Challenge
Copy all of the material exactly. Pictures are not to appear in the copy.

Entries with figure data
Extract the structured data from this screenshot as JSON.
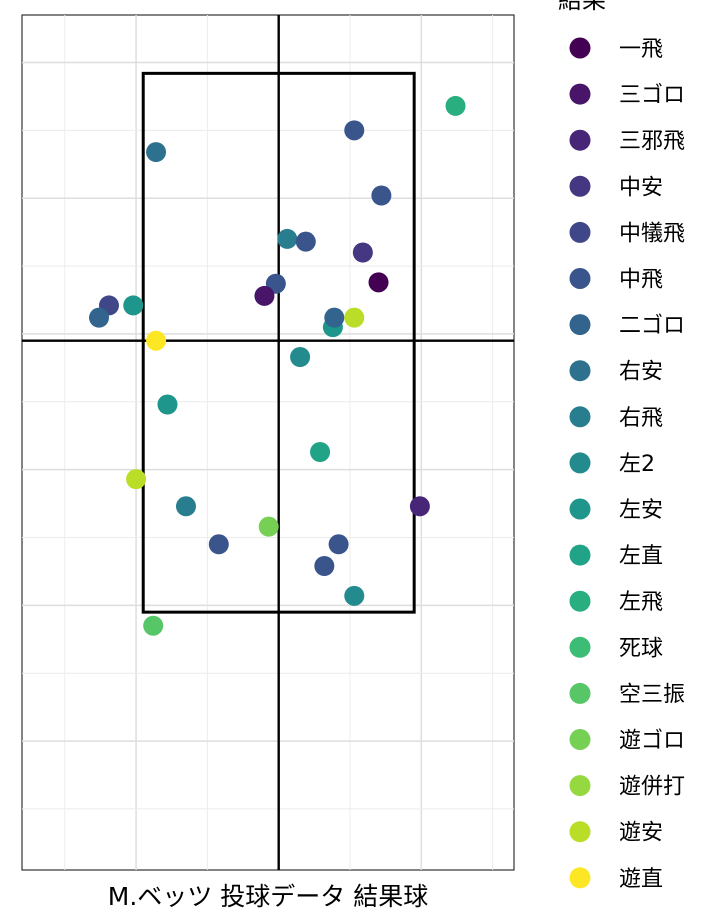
{
  "chart_data": {
    "type": "scatter",
    "title": "",
    "xlabel": "M.ベッツ 投球データ 結果球",
    "ylabel": "",
    "xlim": [
      -1.8,
      1.65
    ],
    "ylim": [
      -0.95,
      5.35
    ],
    "grid": true,
    "legend_title": "結果",
    "legend_position": "right",
    "strike_zone": {
      "x0": -0.95,
      "x1": 0.95,
      "y0": 0.95,
      "y1": 4.92
    },
    "center_lines": {
      "x": 0,
      "y": 2.95
    },
    "categories": [
      "一飛",
      "三ゴロ",
      "三邪飛",
      "中安",
      "中犠飛",
      "中飛",
      "二ゴロ",
      "右安",
      "右飛",
      "左2",
      "左安",
      "左直",
      "左飛",
      "死球",
      "空三振",
      "遊ゴロ",
      "遊併打",
      "遊安",
      "遊直"
    ],
    "colors": [
      "#440154",
      "#481568",
      "#482677",
      "#453781",
      "#3F4788",
      "#39558C",
      "#32648E",
      "#2D718E",
      "#287D8E",
      "#238A8D",
      "#1F968B",
      "#20A386",
      "#29AF7F",
      "#3CBC75",
      "#56C667",
      "#75D054",
      "#95D840",
      "#BADE28",
      "#FDE725"
    ],
    "points": [
      {
        "x": 1.24,
        "y": 4.68,
        "result": "左飛"
      },
      {
        "x": 0.53,
        "y": 4.5,
        "result": "中飛"
      },
      {
        "x": -0.86,
        "y": 4.34,
        "result": "右安"
      },
      {
        "x": 0.72,
        "y": 4.02,
        "result": "中飛"
      },
      {
        "x": 0.06,
        "y": 3.7,
        "result": "右飛"
      },
      {
        "x": 0.19,
        "y": 3.68,
        "result": "中飛"
      },
      {
        "x": 0.59,
        "y": 3.6,
        "result": "中安"
      },
      {
        "x": -0.02,
        "y": 3.37,
        "result": "中飛"
      },
      {
        "x": 0.7,
        "y": 3.38,
        "result": "一飛"
      },
      {
        "x": -0.1,
        "y": 3.28,
        "result": "三ゴロ"
      },
      {
        "x": -1.19,
        "y": 3.21,
        "result": "中犠飛"
      },
      {
        "x": -1.02,
        "y": 3.21,
        "result": "左安"
      },
      {
        "x": -1.26,
        "y": 3.12,
        "result": "二ゴロ"
      },
      {
        "x": 0.38,
        "y": 3.05,
        "result": "左安"
      },
      {
        "x": 0.39,
        "y": 3.12,
        "result": "二ゴロ"
      },
      {
        "x": 0.53,
        "y": 3.12,
        "result": "遊安"
      },
      {
        "x": -0.86,
        "y": 2.95,
        "result": "遊直"
      },
      {
        "x": 0.15,
        "y": 2.83,
        "result": "左2"
      },
      {
        "x": -0.78,
        "y": 2.48,
        "result": "左安"
      },
      {
        "x": 0.29,
        "y": 2.13,
        "result": "左直"
      },
      {
        "x": -1.0,
        "y": 1.93,
        "result": "遊安"
      },
      {
        "x": -0.65,
        "y": 1.73,
        "result": "右飛"
      },
      {
        "x": 0.99,
        "y": 1.73,
        "result": "三邪飛"
      },
      {
        "x": -0.07,
        "y": 1.58,
        "result": "遊ゴロ"
      },
      {
        "x": -0.42,
        "y": 1.45,
        "result": "中飛"
      },
      {
        "x": 0.42,
        "y": 1.45,
        "result": "中飛"
      },
      {
        "x": 0.32,
        "y": 1.29,
        "result": "中飛"
      },
      {
        "x": 0.53,
        "y": 1.07,
        "result": "左2"
      },
      {
        "x": -0.88,
        "y": 0.85,
        "result": "空三振"
      }
    ]
  }
}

Response for this exercise
Extract the structured data from this screenshot as JSON.
{
  "chart_data": {
    "type": "scatter",
    "title": "",
    "xlabel": "M.ベッツ 投球データ 結果球",
    "ylabel": "",
    "xlim": [
      -1.8,
      1.65
    ],
    "ylim": [
      -0.95,
      5.35
    ],
    "grid": true,
    "legend_title": "結果",
    "legend_position": "right",
    "strike_zone": {
      "x0": -0.95,
      "x1": 0.95,
      "y0": 0.95,
      "y1": 4.92
    },
    "center_lines": {
      "x": 0,
      "y": 2.95
    },
    "categories": [
      "一飛",
      "三ゴロ",
      "三邪飛",
      "中安",
      "中犠飛",
      "中飛",
      "二ゴロ",
      "右安",
      "右飛",
      "左2",
      "左安",
      "左直",
      "左飛",
      "死球",
      "空三振",
      "遊ゴロ",
      "遊併打",
      "遊安",
      "遊直"
    ],
    "colors": [
      "#440154",
      "#481568",
      "#482677",
      "#453781",
      "#3F4788",
      "#39558C",
      "#32648E",
      "#2D718E",
      "#287D8E",
      "#238A8D",
      "#1F968B",
      "#20A386",
      "#29AF7F",
      "#3CBC75",
      "#56C667",
      "#75D054",
      "#95D840",
      "#BADE28",
      "#FDE725"
    ],
    "points": [
      {
        "x": 1.24,
        "y": 4.68,
        "result": "左飛"
      },
      {
        "x": 0.53,
        "y": 4.5,
        "result": "中飛"
      },
      {
        "x": -0.86,
        "y": 4.34,
        "result": "右安"
      },
      {
        "x": 0.72,
        "y": 4.02,
        "result": "中飛"
      },
      {
        "x": 0.06,
        "y": 3.7,
        "result": "右飛"
      },
      {
        "x": 0.19,
        "y": 3.68,
        "result": "中飛"
      },
      {
        "x": 0.59,
        "y": 3.6,
        "result": "中安"
      },
      {
        "x": -0.02,
        "y": 3.37,
        "result": "中飛"
      },
      {
        "x": 0.7,
        "y": 3.38,
        "result": "一飛"
      },
      {
        "x": -0.1,
        "y": 3.28,
        "result": "三ゴロ"
      },
      {
        "x": -1.19,
        "y": 3.21,
        "result": "中犠飛"
      },
      {
        "x": -1.02,
        "y": 3.21,
        "result": "左安"
      },
      {
        "x": -1.26,
        "y": 3.12,
        "result": "二ゴロ"
      },
      {
        "x": 0.38,
        "y": 3.05,
        "result": "左安"
      },
      {
        "x": 0.39,
        "y": 3.12,
        "result": "二ゴロ"
      },
      {
        "x": 0.53,
        "y": 3.12,
        "result": "遊安"
      },
      {
        "x": -0.86,
        "y": 2.95,
        "result": "遊直"
      },
      {
        "x": 0.15,
        "y": 2.83,
        "result": "左2"
      },
      {
        "x": -0.78,
        "y": 2.48,
        "result": "左安"
      },
      {
        "x": 0.29,
        "y": 2.13,
        "result": "左直"
      },
      {
        "x": -1.0,
        "y": 1.93,
        "result": "遊安"
      },
      {
        "x": -0.65,
        "y": 1.73,
        "result": "右飛"
      },
      {
        "x": 0.99,
        "y": 1.73,
        "result": "三邪飛"
      },
      {
        "x": -0.07,
        "y": 1.58,
        "result": "遊ゴロ"
      },
      {
        "x": -0.42,
        "y": 1.45,
        "result": "中飛"
      },
      {
        "x": 0.42,
        "y": 1.45,
        "result": "中飛"
      },
      {
        "x": 0.32,
        "y": 1.29,
        "result": "中飛"
      },
      {
        "x": 0.53,
        "y": 1.07,
        "result": "左2"
      },
      {
        "x": -0.88,
        "y": 0.85,
        "result": "空三振"
      }
    ]
  }
}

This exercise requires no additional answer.